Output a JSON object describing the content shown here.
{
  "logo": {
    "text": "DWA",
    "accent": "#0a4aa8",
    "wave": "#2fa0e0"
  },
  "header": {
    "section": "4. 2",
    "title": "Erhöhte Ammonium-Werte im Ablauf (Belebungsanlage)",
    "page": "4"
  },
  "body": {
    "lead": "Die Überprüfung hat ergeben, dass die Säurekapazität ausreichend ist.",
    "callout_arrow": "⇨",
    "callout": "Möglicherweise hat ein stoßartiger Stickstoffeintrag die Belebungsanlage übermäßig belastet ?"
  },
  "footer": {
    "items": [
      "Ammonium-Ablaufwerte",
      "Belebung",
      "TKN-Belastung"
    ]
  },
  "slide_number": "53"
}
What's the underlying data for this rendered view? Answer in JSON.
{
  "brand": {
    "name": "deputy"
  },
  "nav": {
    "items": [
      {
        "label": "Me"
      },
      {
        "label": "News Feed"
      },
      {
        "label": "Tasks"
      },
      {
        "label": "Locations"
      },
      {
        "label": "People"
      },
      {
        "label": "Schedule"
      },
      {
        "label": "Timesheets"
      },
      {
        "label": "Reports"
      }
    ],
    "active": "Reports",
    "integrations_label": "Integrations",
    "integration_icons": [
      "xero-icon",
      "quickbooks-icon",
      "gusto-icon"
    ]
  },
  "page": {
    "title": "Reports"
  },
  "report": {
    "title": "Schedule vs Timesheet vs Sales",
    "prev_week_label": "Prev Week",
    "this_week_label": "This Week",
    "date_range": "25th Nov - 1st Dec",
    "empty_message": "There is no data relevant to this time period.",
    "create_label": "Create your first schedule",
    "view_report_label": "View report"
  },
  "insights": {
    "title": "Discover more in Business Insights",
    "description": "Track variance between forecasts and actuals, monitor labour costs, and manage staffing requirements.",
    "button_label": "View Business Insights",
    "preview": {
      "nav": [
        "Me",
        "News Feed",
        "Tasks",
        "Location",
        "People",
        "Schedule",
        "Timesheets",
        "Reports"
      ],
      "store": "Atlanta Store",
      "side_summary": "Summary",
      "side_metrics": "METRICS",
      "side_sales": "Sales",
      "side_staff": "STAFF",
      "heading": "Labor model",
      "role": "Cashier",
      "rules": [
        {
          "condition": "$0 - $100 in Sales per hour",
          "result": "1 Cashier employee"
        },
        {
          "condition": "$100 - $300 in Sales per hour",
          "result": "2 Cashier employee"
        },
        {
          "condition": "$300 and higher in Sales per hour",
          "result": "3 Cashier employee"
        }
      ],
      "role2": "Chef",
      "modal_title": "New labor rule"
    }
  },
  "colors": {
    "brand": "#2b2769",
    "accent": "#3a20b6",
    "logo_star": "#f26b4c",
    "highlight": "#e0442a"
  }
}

Requirements:
Above are the records. Identify each line that contains the word "Sales".

Written response:
    "title": "Schedule vs Timesheet vs Sales",
      "side_sales": "Sales",
          "condition": "$0 - $100 in Sales per hour",
          "condition": "$100 - $300 in Sales per hour",
          "condition": "$300 and higher in Sales per hour",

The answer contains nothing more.